Prompt: Look through the data for the string "name". Copy every line where it is found.

Information given:
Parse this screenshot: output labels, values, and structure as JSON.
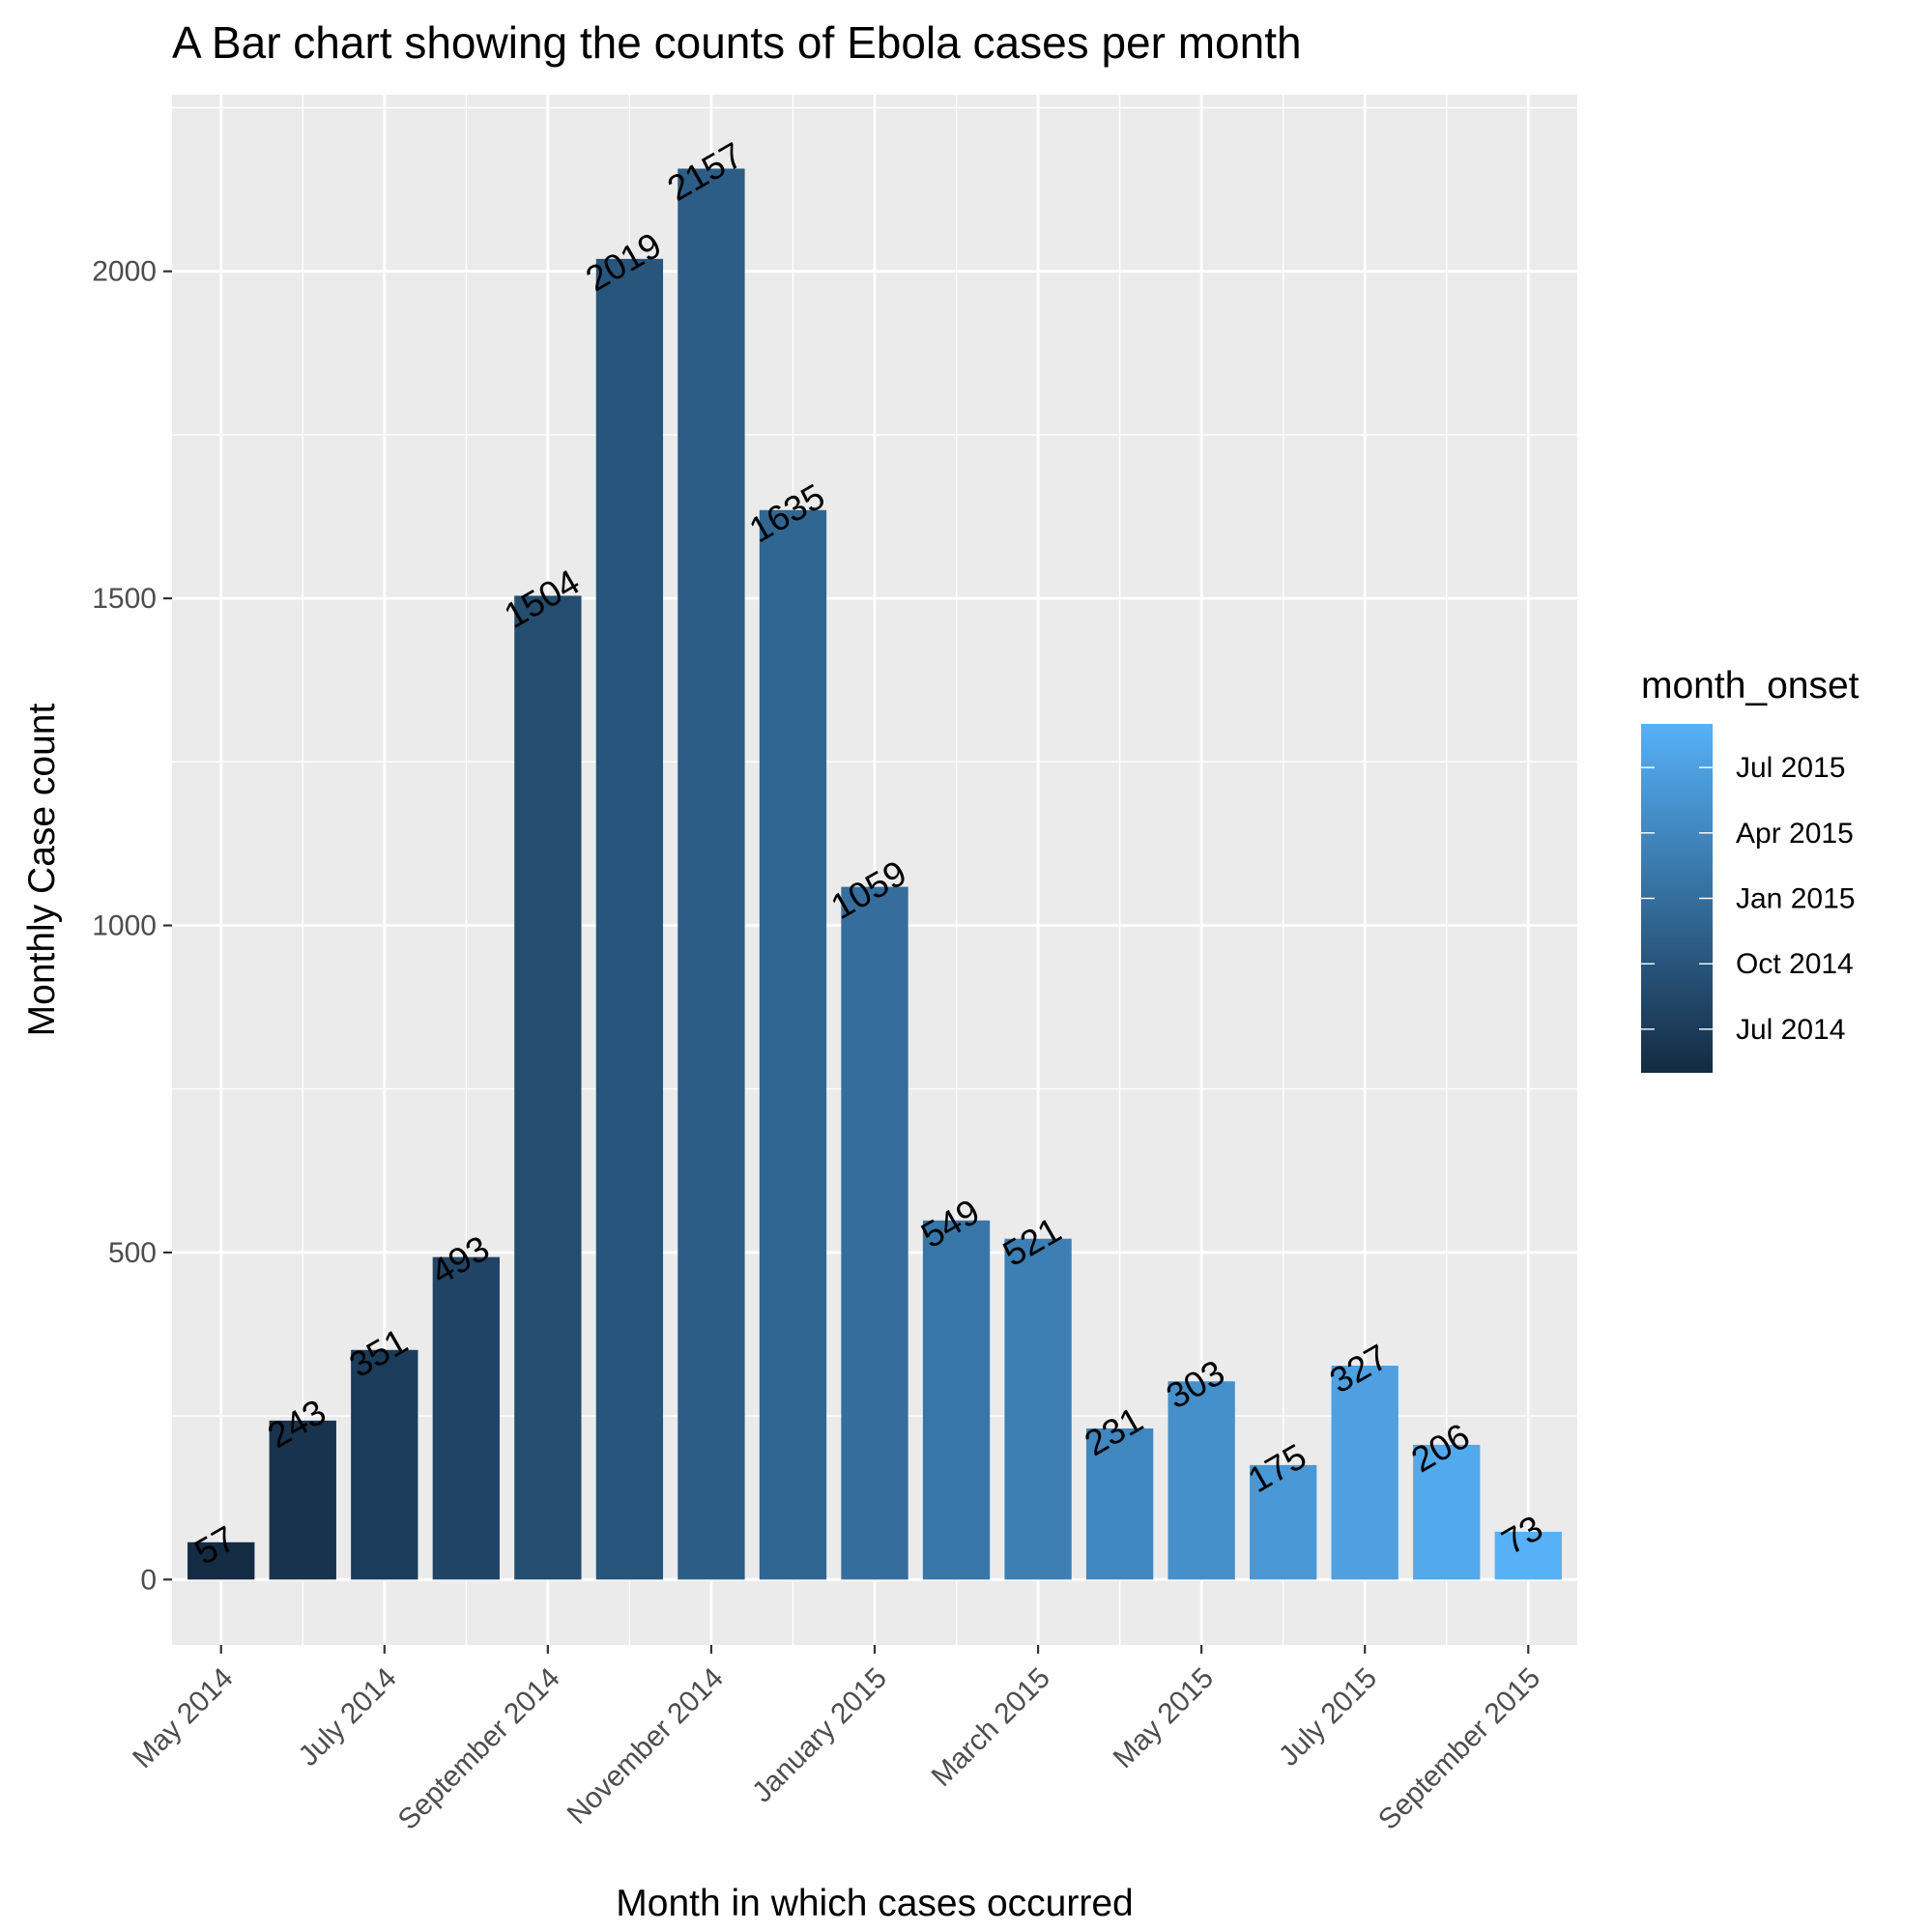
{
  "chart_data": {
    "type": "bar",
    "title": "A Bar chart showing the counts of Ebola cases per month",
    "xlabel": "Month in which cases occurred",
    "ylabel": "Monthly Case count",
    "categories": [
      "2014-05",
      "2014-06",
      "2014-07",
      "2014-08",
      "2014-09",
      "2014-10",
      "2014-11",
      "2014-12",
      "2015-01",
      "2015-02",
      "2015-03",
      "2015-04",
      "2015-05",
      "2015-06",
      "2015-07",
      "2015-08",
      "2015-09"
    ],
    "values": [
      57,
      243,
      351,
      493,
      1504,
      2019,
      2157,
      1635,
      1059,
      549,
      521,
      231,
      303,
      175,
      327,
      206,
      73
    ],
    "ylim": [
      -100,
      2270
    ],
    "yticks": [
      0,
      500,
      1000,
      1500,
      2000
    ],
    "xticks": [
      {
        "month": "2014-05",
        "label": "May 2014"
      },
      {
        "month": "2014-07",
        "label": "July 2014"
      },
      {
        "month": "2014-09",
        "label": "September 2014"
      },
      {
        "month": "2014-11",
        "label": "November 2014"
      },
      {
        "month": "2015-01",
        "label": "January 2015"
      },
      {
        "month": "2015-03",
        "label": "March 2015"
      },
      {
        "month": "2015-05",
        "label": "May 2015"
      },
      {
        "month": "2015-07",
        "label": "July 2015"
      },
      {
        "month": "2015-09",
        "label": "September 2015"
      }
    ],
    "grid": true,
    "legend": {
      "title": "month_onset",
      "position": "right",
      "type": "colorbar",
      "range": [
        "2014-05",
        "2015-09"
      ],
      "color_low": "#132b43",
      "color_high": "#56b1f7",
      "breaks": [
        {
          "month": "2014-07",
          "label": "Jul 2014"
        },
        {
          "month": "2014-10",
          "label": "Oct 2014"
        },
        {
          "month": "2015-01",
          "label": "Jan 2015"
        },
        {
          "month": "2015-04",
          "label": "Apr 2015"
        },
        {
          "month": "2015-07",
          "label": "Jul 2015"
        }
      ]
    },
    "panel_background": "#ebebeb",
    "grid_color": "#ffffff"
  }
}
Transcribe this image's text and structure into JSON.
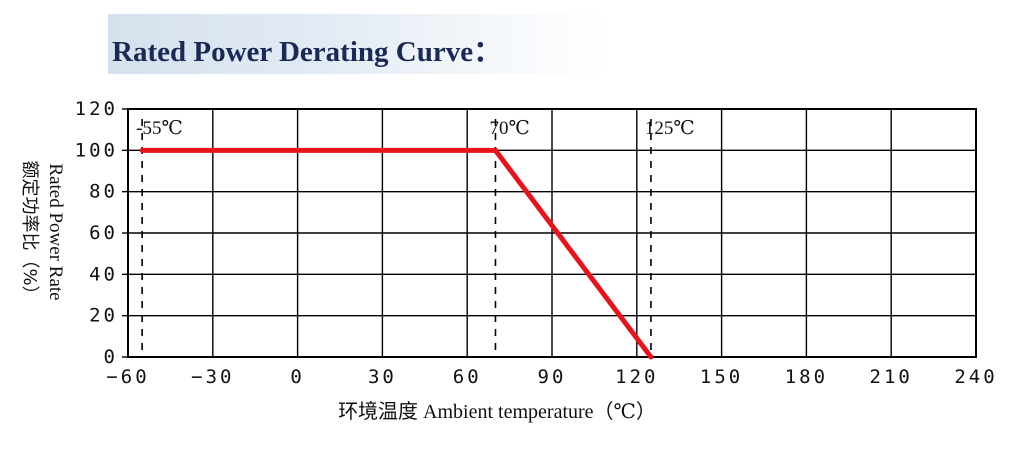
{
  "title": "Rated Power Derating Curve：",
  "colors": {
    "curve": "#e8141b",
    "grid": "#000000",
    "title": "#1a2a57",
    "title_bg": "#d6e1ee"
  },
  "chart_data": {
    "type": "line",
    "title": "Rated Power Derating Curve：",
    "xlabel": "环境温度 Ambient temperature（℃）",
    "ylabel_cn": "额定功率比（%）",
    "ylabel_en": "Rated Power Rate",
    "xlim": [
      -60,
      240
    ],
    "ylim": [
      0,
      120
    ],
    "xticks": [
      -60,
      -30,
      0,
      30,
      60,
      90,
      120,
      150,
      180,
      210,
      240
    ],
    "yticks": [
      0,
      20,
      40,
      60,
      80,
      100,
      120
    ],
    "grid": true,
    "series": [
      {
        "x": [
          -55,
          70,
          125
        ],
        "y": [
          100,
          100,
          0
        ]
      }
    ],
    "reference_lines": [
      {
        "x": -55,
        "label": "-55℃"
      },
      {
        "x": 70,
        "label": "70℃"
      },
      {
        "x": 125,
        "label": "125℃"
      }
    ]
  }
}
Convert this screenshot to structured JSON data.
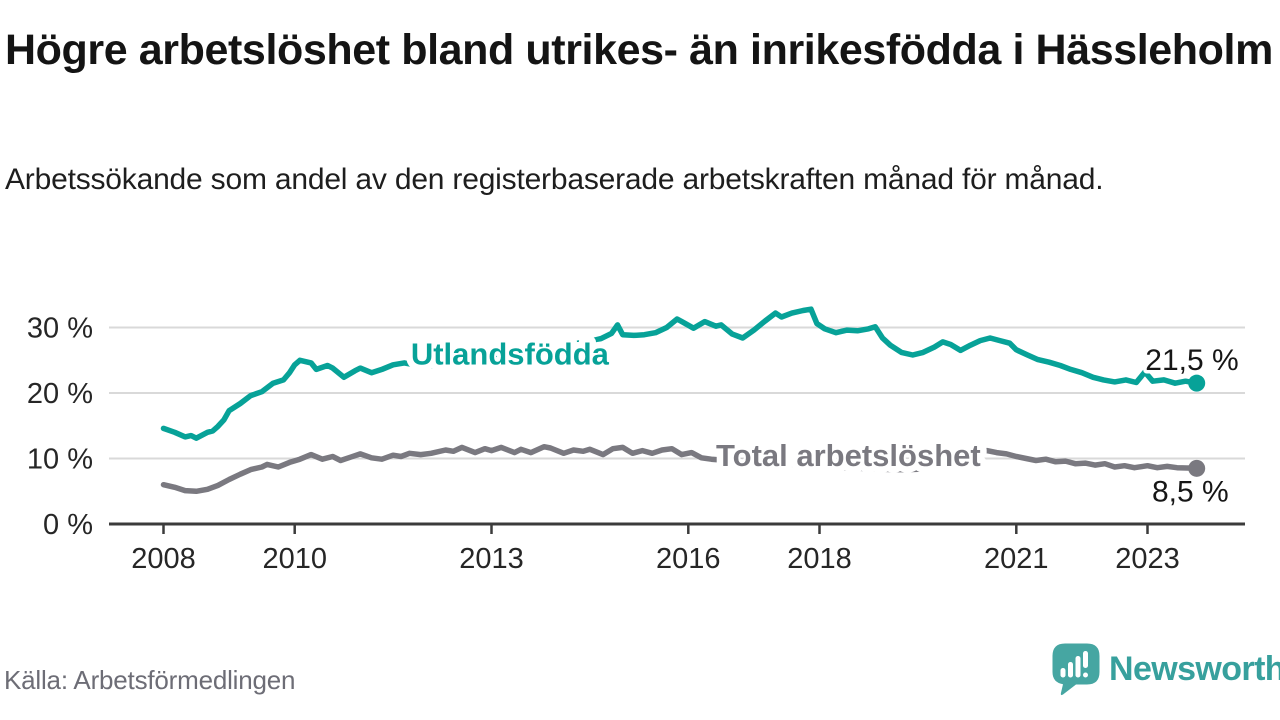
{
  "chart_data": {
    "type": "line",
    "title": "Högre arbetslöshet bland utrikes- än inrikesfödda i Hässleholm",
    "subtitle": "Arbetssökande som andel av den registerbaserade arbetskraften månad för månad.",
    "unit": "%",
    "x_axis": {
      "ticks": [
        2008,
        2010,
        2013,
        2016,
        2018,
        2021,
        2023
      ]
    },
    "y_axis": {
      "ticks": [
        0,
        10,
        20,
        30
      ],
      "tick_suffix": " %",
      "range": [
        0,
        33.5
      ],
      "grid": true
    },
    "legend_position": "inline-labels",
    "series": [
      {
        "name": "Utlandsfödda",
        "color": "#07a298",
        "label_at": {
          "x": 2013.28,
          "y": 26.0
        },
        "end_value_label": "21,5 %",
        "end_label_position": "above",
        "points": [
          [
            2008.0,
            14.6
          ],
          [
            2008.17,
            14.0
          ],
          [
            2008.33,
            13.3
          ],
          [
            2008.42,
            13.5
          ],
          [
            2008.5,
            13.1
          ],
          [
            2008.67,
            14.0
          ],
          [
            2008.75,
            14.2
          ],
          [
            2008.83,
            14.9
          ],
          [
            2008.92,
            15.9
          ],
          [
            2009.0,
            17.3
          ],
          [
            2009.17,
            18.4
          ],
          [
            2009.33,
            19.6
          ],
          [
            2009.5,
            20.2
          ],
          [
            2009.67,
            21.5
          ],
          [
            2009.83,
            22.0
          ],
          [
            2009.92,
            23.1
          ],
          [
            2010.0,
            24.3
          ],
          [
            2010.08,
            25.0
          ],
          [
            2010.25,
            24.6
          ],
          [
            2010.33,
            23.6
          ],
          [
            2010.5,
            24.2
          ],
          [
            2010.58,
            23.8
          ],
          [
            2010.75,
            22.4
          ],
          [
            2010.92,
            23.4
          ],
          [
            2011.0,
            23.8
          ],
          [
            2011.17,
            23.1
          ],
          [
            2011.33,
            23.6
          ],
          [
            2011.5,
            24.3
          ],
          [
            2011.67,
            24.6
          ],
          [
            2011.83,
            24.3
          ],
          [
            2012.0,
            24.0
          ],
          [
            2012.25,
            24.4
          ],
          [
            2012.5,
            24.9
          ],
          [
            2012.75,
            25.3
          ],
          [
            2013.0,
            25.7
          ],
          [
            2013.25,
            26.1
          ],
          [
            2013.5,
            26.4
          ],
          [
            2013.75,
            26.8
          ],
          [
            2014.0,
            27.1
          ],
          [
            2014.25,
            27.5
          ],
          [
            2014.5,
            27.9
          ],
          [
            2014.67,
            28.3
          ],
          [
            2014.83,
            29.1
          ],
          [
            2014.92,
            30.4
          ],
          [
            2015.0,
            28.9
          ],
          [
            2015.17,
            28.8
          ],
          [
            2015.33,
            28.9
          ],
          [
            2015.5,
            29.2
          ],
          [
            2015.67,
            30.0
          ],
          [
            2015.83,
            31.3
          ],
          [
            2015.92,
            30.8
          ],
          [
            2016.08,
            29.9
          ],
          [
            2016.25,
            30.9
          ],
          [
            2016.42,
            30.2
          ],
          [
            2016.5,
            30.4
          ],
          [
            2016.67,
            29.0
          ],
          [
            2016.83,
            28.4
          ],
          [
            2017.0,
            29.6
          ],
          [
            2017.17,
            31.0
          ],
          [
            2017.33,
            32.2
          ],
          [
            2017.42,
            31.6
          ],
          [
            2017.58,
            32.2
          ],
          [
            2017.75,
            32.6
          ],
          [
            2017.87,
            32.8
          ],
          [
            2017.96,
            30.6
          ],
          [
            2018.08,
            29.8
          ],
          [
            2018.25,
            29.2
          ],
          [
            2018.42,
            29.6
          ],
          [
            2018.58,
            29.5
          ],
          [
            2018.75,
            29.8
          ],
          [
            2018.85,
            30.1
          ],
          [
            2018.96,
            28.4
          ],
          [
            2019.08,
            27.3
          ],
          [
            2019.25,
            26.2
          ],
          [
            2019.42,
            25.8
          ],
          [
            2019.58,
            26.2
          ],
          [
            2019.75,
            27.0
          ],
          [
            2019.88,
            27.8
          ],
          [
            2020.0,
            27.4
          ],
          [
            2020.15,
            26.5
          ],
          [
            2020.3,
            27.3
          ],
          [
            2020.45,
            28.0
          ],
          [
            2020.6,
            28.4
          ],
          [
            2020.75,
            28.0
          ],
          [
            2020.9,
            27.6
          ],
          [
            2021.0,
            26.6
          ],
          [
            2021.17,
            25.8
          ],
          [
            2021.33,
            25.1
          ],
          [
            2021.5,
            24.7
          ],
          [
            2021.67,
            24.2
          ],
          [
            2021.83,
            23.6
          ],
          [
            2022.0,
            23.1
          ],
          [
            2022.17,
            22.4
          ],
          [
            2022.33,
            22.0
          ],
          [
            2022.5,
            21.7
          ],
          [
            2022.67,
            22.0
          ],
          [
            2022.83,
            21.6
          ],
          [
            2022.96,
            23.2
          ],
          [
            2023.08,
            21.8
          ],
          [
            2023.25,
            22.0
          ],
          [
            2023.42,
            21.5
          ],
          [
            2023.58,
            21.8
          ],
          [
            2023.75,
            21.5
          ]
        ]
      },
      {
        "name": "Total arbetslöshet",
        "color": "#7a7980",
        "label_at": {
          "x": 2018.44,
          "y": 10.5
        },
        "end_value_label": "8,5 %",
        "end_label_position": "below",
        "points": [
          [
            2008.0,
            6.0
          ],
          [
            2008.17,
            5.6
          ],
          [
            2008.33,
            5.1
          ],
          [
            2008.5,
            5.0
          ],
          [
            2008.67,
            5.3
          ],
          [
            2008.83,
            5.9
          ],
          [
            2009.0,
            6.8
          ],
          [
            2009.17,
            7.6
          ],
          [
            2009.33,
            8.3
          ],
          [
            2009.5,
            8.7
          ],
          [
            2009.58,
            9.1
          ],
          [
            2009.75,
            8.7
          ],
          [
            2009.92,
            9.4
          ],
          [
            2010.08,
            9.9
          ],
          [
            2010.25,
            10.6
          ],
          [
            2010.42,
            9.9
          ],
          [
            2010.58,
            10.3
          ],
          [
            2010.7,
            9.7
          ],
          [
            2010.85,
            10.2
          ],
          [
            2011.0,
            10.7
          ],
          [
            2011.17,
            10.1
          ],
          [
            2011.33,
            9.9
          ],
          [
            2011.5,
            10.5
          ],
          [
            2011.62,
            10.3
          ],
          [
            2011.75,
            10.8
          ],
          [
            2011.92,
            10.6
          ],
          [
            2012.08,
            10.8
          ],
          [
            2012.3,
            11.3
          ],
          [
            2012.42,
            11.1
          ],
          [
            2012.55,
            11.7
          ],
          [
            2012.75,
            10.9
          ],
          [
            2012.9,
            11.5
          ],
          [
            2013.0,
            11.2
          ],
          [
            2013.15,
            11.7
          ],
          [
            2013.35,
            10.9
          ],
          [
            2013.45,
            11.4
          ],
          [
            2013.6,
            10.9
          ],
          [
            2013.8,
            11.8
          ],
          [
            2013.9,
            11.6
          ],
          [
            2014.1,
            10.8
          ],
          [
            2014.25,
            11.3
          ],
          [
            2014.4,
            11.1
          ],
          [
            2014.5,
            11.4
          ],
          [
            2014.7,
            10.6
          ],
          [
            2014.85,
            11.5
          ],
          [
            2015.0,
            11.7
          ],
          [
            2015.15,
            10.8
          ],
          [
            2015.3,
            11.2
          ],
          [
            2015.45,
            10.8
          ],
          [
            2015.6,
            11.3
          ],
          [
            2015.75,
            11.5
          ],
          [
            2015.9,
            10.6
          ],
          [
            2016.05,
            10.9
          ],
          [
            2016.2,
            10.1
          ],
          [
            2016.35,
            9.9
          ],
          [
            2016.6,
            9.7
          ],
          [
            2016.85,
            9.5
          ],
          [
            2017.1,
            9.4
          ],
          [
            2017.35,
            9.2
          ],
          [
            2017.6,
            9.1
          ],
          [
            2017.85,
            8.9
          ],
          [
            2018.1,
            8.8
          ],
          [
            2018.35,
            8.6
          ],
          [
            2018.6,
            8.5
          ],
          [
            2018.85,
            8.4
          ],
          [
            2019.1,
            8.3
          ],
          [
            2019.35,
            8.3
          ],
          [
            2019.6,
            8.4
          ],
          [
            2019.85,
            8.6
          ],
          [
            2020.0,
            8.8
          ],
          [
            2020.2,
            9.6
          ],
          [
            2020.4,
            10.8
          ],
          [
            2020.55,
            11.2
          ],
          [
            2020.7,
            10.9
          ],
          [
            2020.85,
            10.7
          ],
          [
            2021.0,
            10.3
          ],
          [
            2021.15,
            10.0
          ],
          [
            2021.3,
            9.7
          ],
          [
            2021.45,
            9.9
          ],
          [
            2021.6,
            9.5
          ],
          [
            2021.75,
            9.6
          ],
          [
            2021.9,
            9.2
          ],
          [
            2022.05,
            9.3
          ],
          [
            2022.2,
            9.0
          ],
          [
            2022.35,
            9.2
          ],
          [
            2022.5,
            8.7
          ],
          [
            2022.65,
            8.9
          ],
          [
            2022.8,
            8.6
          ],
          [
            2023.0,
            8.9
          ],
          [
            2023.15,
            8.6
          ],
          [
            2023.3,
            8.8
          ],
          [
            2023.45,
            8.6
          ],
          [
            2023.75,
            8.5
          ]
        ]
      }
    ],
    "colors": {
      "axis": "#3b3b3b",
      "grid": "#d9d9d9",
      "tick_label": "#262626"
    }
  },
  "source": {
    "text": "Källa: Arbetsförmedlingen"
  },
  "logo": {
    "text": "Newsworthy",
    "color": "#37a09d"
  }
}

Task solution:
        "name": "Utlandsfödda",
        "name": "Total arbetslöshet",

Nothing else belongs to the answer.